▼

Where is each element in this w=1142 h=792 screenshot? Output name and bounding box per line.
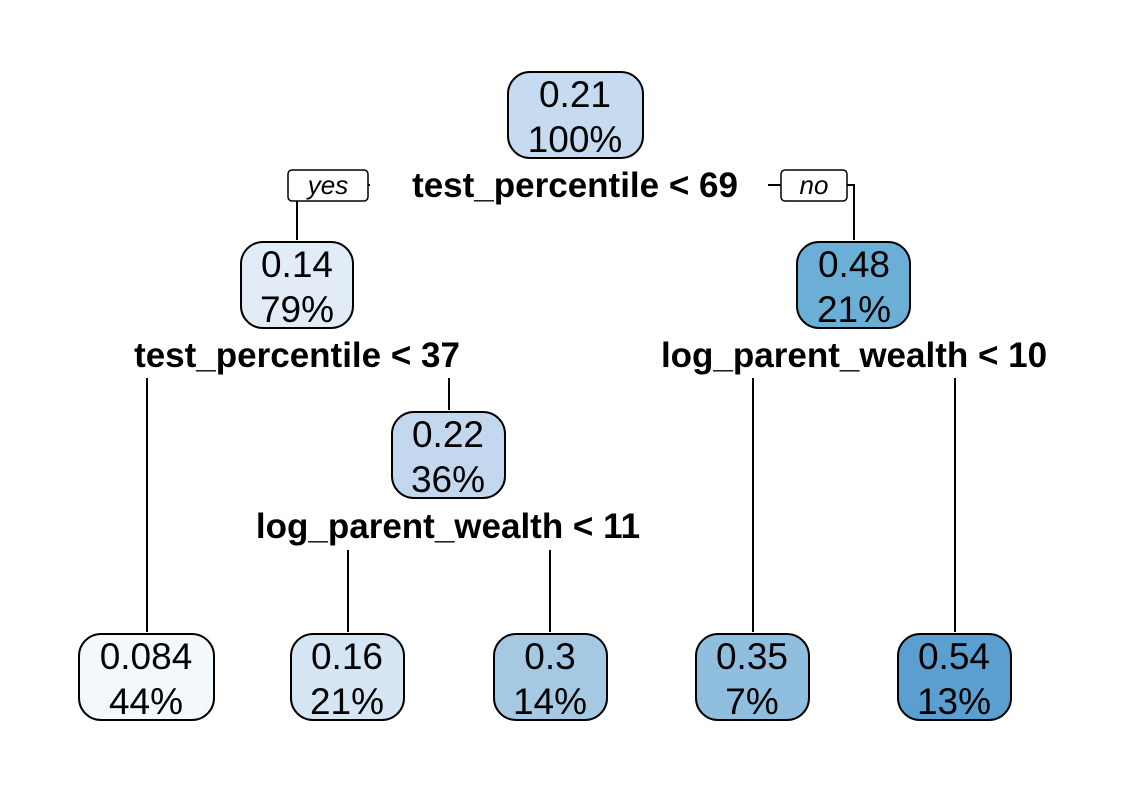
leaf-3-percent: 14%	[513, 681, 587, 722]
leaf-4: 0.35 7%	[695, 633, 810, 722]
node-root-box	[507, 71, 644, 159]
leaf-3: 0.3 14%	[493, 633, 608, 722]
node-left-percent: 79%	[260, 289, 334, 330]
node-mid: 0.22 36%	[391, 411, 506, 500]
leaf-4-box	[695, 633, 810, 721]
node-left-value: 0.14	[261, 244, 333, 285]
node-right-box	[796, 241, 911, 329]
leaf-1: 0.084 44%	[78, 633, 215, 722]
leaf-3-value: 0.3	[524, 636, 575, 677]
node-mid-box	[391, 411, 506, 499]
leaf-1-value: 0.084	[100, 636, 193, 677]
node-mid-value: 0.22	[412, 414, 484, 455]
branch-no-label: no	[800, 170, 829, 200]
leaf-5-percent: 13%	[917, 681, 991, 722]
node-left: 0.14 79%	[240, 241, 354, 330]
leaf-3-box	[493, 633, 608, 721]
branch-no: no	[780, 169, 848, 202]
node-root-percent: 100%	[528, 119, 623, 160]
leaf-4-percent: 7%	[725, 681, 778, 722]
node-root: 0.21 100%	[507, 71, 644, 160]
node-right-value: 0.48	[818, 244, 890, 285]
node-mid-percent: 36%	[411, 459, 485, 500]
leaf-5-value: 0.54	[918, 636, 990, 677]
leaf-2-percent: 21%	[310, 681, 384, 722]
node-right: 0.48 21%	[796, 241, 911, 330]
leaf-1-box	[78, 633, 215, 721]
leaf-5-box	[897, 633, 1012, 721]
branch-yes-label: yes	[306, 170, 348, 200]
split-label-left: test_percentile < 37	[134, 336, 460, 375]
node-right-percent: 21%	[817, 289, 891, 330]
leaf-1-percent: 44%	[109, 681, 183, 722]
leaf-2: 0.16 21%	[290, 633, 405, 722]
leaf-2-value: 0.16	[311, 636, 383, 677]
split-label-root: test_percentile < 69	[412, 166, 738, 205]
node-root-value: 0.21	[539, 74, 611, 115]
branch-yes: yes	[287, 169, 369, 202]
node-left-box	[240, 241, 354, 329]
leaf-5: 0.54 13%	[897, 633, 1012, 722]
leaf-2-box	[290, 633, 405, 721]
split-label-right: log_parent_wealth < 10	[661, 336, 1047, 375]
leaf-4-value: 0.35	[716, 636, 788, 677]
split-label-mid: log_parent_wealth < 11	[256, 507, 640, 546]
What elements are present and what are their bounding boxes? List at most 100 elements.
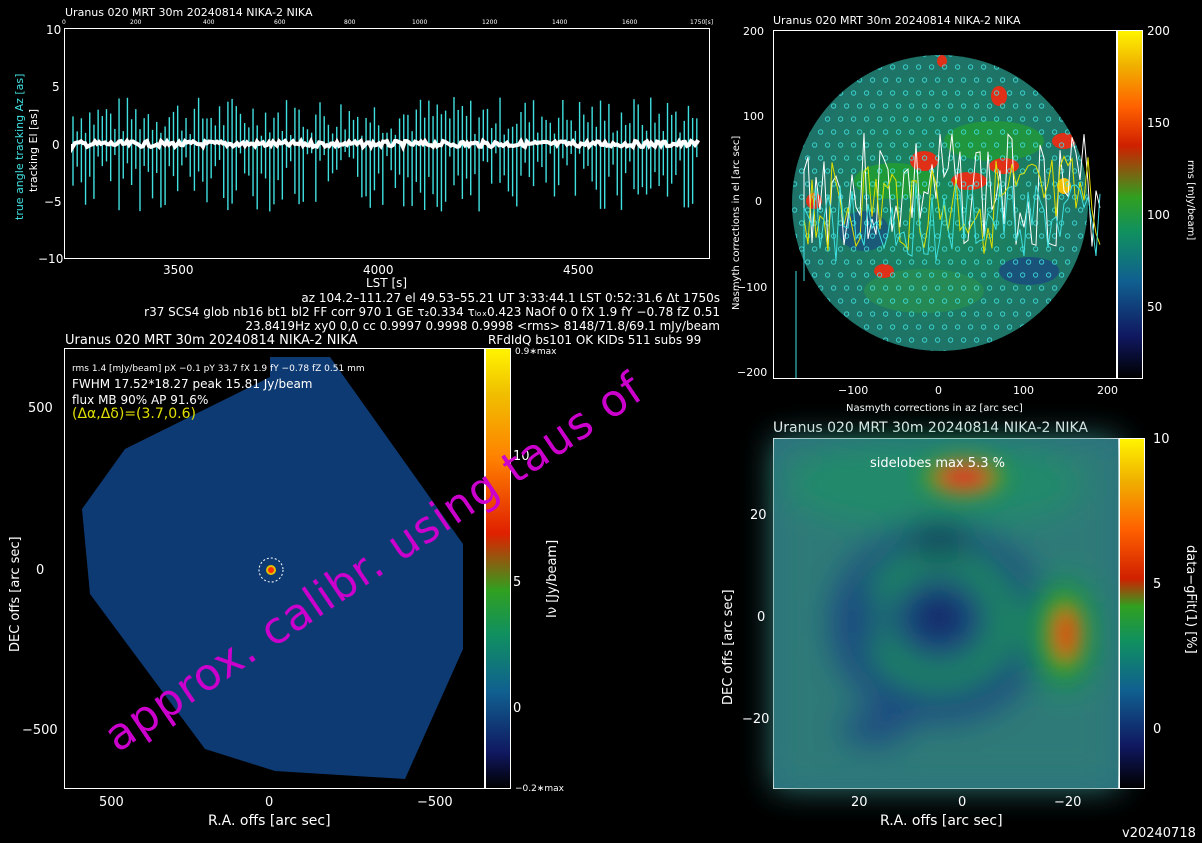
detector-dot <box>1026 364 1030 368</box>
detector-dot <box>1104 286 1108 290</box>
detector-dot <box>1039 103 1045 109</box>
detector-dot <box>961 77 967 83</box>
detector-dot <box>825 350 831 351</box>
detector-dot <box>786 117 790 121</box>
rms-plot-frame <box>773 30 1117 379</box>
detector-dot <box>870 103 876 109</box>
detector-dot <box>955 90 961 96</box>
detector-dot <box>1007 350 1013 351</box>
detector-dot <box>1091 260 1095 264</box>
detector-dot <box>1091 286 1095 290</box>
map-colorbar <box>485 348 511 789</box>
detector-dot <box>968 350 974 351</box>
detector-dot <box>799 272 805 278</box>
beam-cbar-tick-5: 5 <box>1153 577 1162 592</box>
rms-xtick-200: 200 <box>1097 384 1118 397</box>
detector-dot <box>922 285 928 291</box>
detector-dot <box>1026 155 1032 161</box>
detector-dot <box>883 55 889 57</box>
detector-dot <box>890 350 896 351</box>
detector-dot <box>851 298 857 304</box>
detector-dot <box>1020 64 1026 70</box>
top-tick: 1600 <box>622 19 638 26</box>
tracking-ytick-m5: −5 <box>44 195 62 209</box>
detector-dot <box>831 103 837 109</box>
tracking-xtick-3500: 3500 <box>163 263 194 277</box>
detector-dot <box>1104 208 1108 212</box>
detector-dot <box>935 55 941 57</box>
detector-dot <box>1000 129 1006 135</box>
detector-dot <box>877 272 883 278</box>
detector-dot <box>786 39 790 43</box>
detector-dot <box>1072 90 1078 96</box>
detector-dot <box>1111 299 1115 303</box>
detector-dot <box>896 55 902 57</box>
detector-dot <box>851 272 857 278</box>
detector-dot <box>870 337 876 343</box>
detector-dot <box>981 116 987 122</box>
detector-dot <box>877 350 883 351</box>
detector-dot <box>974 181 980 187</box>
detector-dot <box>1013 285 1019 291</box>
detector-dot <box>805 364 809 368</box>
tracking-ytick-5: 5 <box>52 80 60 94</box>
detector-dot <box>851 246 857 252</box>
detector-dot <box>1000 311 1006 317</box>
detector-dot <box>961 103 967 109</box>
detector-dot <box>922 311 928 317</box>
detector-dot <box>818 103 824 109</box>
detector-dot <box>838 324 844 330</box>
rms-ytick-0: 0 <box>755 195 762 208</box>
map-cbar-tick-5: 5 <box>513 575 522 590</box>
detector-dot <box>883 129 889 135</box>
detector-dot <box>916 90 922 96</box>
detector-dot <box>896 311 902 317</box>
detector-dot <box>903 298 909 304</box>
detector-dot <box>1065 77 1071 83</box>
detector-dot <box>1091 364 1095 368</box>
detector-dot <box>987 285 993 291</box>
map-plot-frame <box>64 348 485 789</box>
detector-dot <box>805 311 811 317</box>
detector-dot <box>994 39 998 43</box>
detector-dot <box>786 195 790 199</box>
beam-xtick-20: 20 <box>851 795 868 810</box>
detector-dot <box>1078 259 1084 265</box>
detector-dot <box>1098 247 1102 251</box>
detector-dot <box>1091 78 1095 82</box>
detector-dot <box>1039 364 1043 368</box>
detector-dot <box>1020 194 1026 200</box>
detector-dot <box>903 194 909 200</box>
detector-dot <box>948 77 954 83</box>
detector-dot <box>909 103 915 109</box>
detector-dot <box>1059 298 1065 304</box>
detector-dot <box>968 39 972 43</box>
beam-colorbar <box>1119 438 1145 789</box>
detector-dot <box>864 116 870 122</box>
map-flux-line: flux MB 90% AP 91.6% <box>72 393 209 407</box>
beam-ylabel: DEC offs [arc sec] <box>721 589 736 705</box>
detector-dot <box>1000 259 1006 265</box>
detector-dot <box>1098 91 1102 95</box>
detector-dot <box>1000 155 1006 161</box>
detector-dot <box>974 364 978 368</box>
detector-dot <box>1039 77 1045 83</box>
detector-dot <box>1007 298 1013 304</box>
detector-dot <box>929 246 935 252</box>
detector-dot <box>935 181 941 187</box>
detector-dot <box>1104 338 1108 342</box>
detector-dot <box>1033 298 1039 304</box>
detector-dot <box>922 77 928 83</box>
detector-dot <box>922 259 928 265</box>
detector-dot <box>831 337 837 343</box>
detector-dot <box>786 351 790 355</box>
tracking-ytick-m10: −10 <box>38 252 64 266</box>
detector-dot <box>805 55 811 57</box>
detector-dot <box>825 64 831 70</box>
detector-dot <box>1059 272 1065 278</box>
detector-dot <box>981 298 987 304</box>
detector-dot <box>851 142 857 148</box>
detector-dot <box>786 247 790 251</box>
detector-dot <box>1007 39 1011 43</box>
detector-dot <box>1046 64 1052 70</box>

▲

INSTRUCTIONS TO FOLLOW:
Output all the records again line for line, leaving out the pictures.

THE OUTPUT:
Where is each element in this w=1142 h=792 screenshot? Output name and bounding box per line.
leaf-3-percent: 14%	[513, 681, 587, 722]
leaf-4: 0.35 7%	[695, 633, 810, 722]
node-root-box	[507, 71, 644, 159]
leaf-3: 0.3 14%	[493, 633, 608, 722]
node-left-percent: 79%	[260, 289, 334, 330]
node-mid: 0.22 36%	[391, 411, 506, 500]
leaf-4-box	[695, 633, 810, 721]
node-left-value: 0.14	[261, 244, 333, 285]
node-right-box	[796, 241, 911, 329]
leaf-1: 0.084 44%	[78, 633, 215, 722]
leaf-3-value: 0.3	[524, 636, 575, 677]
node-mid-box	[391, 411, 506, 499]
leaf-1-value: 0.084	[100, 636, 193, 677]
node-mid-value: 0.22	[412, 414, 484, 455]
branch-no-label: no	[800, 170, 829, 200]
leaf-5-percent: 13%	[917, 681, 991, 722]
node-left: 0.14 79%	[240, 241, 354, 330]
leaf-3-box	[493, 633, 608, 721]
branch-no: no	[780, 169, 848, 202]
node-root-percent: 100%	[528, 119, 623, 160]
leaf-4-percent: 7%	[725, 681, 778, 722]
node-root: 0.21 100%	[507, 71, 644, 160]
node-right-value: 0.48	[818, 244, 890, 285]
node-mid-percent: 36%	[411, 459, 485, 500]
leaf-5-value: 0.54	[918, 636, 990, 677]
leaf-2-percent: 21%	[310, 681, 384, 722]
node-right: 0.48 21%	[796, 241, 911, 330]
leaf-1-box	[78, 633, 215, 721]
leaf-5-box	[897, 633, 1012, 721]
branch-yes-label: yes	[306, 170, 348, 200]
split-label-left: test_percentile < 37	[134, 336, 460, 375]
node-right-percent: 21%	[817, 289, 891, 330]
leaf-1-percent: 44%	[109, 681, 183, 722]
leaf-2: 0.16 21%	[290, 633, 405, 722]
leaf-2-value: 0.16	[311, 636, 383, 677]
split-label-root: test_percentile < 69	[412, 166, 738, 205]
node-root-value: 0.21	[539, 74, 611, 115]
branch-yes: yes	[287, 169, 369, 202]
node-left-box	[240, 241, 354, 329]
leaf-5: 0.54 13%	[897, 633, 1012, 722]
leaf-2-box	[290, 633, 405, 721]
split-label-right: log_parent_wealth < 10	[661, 336, 1047, 375]
leaf-4-value: 0.35	[716, 636, 788, 677]
split-label-mid: log_parent_wealth < 11	[256, 507, 640, 546]
What elements are present and what are their bounding boxes? List at most 100 elements.
detector-dot <box>1026 364 1030 368</box>
detector-dot <box>1104 286 1108 290</box>
detector-dot <box>1039 103 1045 109</box>
detector-dot <box>961 77 967 83</box>
detector-dot <box>825 350 831 351</box>
detector-dot <box>786 117 790 121</box>
rms-plot-frame <box>773 30 1117 379</box>
detector-dot <box>870 103 876 109</box>
detector-dot <box>955 90 961 96</box>
detector-dot <box>1007 350 1013 351</box>
detector-dot <box>1091 260 1095 264</box>
detector-dot <box>1091 286 1095 290</box>
map-colorbar <box>485 348 511 789</box>
detector-dot <box>968 350 974 351</box>
detector-dot <box>799 272 805 278</box>
beam-cbar-tick-5: 5 <box>1153 577 1162 592</box>
rms-xtick-200: 200 <box>1097 384 1118 397</box>
detector-dot <box>922 285 928 291</box>
detector-dot <box>1026 155 1032 161</box>
detector-dot <box>883 55 889 57</box>
detector-dot <box>890 350 896 351</box>
detector-dot <box>851 298 857 304</box>
detector-dot <box>1020 64 1026 70</box>
top-tick: 1600 <box>622 19 638 26</box>
tracking-ytick-m5: −5 <box>44 195 62 209</box>
detector-dot <box>831 103 837 109</box>
tracking-xtick-3500: 3500 <box>163 263 194 277</box>
detector-dot <box>1104 208 1108 212</box>
detector-dot <box>935 55 941 57</box>
detector-dot <box>1000 129 1006 135</box>
detector-dot <box>877 272 883 278</box>
detector-dot <box>786 39 790 43</box>
detector-dot <box>1072 90 1078 96</box>
detector-dot <box>1111 299 1115 303</box>
detector-dot <box>896 55 902 57</box>
detector-dot <box>851 272 857 278</box>
detector-dot <box>870 337 876 343</box>
detector-dot <box>981 116 987 122</box>
detector-dot <box>877 350 883 351</box>
detector-dot <box>974 181 980 187</box>
detector-dot <box>1013 285 1019 291</box>
detector-dot <box>805 364 809 368</box>
tracking-ytick-5: 5 <box>52 80 60 94</box>
detector-dot <box>851 246 857 252</box>
detector-dot <box>1000 311 1006 317</box>
detector-dot <box>961 103 967 109</box>
detector-dot <box>922 311 928 317</box>
detector-dot <box>818 103 824 109</box>
detector-dot <box>838 324 844 330</box>
rms-ytick-0: 0 <box>755 195 762 208</box>
map-cbar-tick-5: 5 <box>513 575 522 590</box>
detector-dot <box>883 129 889 135</box>
detector-dot <box>916 90 922 96</box>
detector-dot <box>896 311 902 317</box>
detector-dot <box>903 298 909 304</box>
detector-dot <box>1065 77 1071 83</box>
detector-dot <box>1091 364 1095 368</box>
detector-dot <box>987 285 993 291</box>
map-plot-frame <box>64 348 485 789</box>
detector-dot <box>805 311 811 317</box>
detector-dot <box>994 39 998 43</box>
detector-dot <box>786 195 790 199</box>
beam-xtick-20: 20 <box>851 795 868 810</box>
detector-dot <box>1078 259 1084 265</box>
detector-dot <box>1098 247 1102 251</box>
detector-dot <box>1091 78 1095 82</box>
detector-dot <box>1039 364 1043 368</box>
detector-dot <box>1020 194 1026 200</box>
detector-dot <box>903 194 909 200</box>
detector-dot <box>948 77 954 83</box>
detector-dot <box>909 103 915 109</box>
detector-dot <box>1059 298 1065 304</box>
detector-dot <box>968 39 972 43</box>
beam-colorbar <box>1119 438 1145 789</box>
detector-dot <box>864 116 870 122</box>
map-flux-line: flux MB 90% AP 91.6% <box>72 393 209 407</box>
beam-ylabel: DEC offs [arc sec] <box>721 589 736 705</box>
detector-dot <box>1000 259 1006 265</box>
detector-dot <box>1098 91 1102 95</box>
detector-dot <box>1000 155 1006 161</box>
detector-dot <box>974 364 978 368</box>
detector-dot <box>1039 77 1045 83</box>
detector-dot <box>1007 298 1013 304</box>
detector-dot <box>929 246 935 252</box>
detector-dot <box>935 181 941 187</box>
detector-dot <box>1104 338 1108 342</box>
detector-dot <box>1033 298 1039 304</box>
detector-dot <box>922 77 928 83</box>
detector-dot <box>922 259 928 265</box>
detector-dot <box>831 337 837 343</box>
detector-dot <box>786 351 790 355</box>
tracking-ytick-m10: −10 <box>38 252 64 266</box>
detector-dot <box>805 55 811 57</box>
detector-dot <box>825 64 831 70</box>
detector-dot <box>1059 272 1065 278</box>
detector-dot <box>981 298 987 304</box>
detector-dot <box>851 142 857 148</box>
detector-dot <box>786 247 790 251</box>
detector-dot <box>1007 39 1011 43</box>
detector-dot <box>1046 64 1052 70</box>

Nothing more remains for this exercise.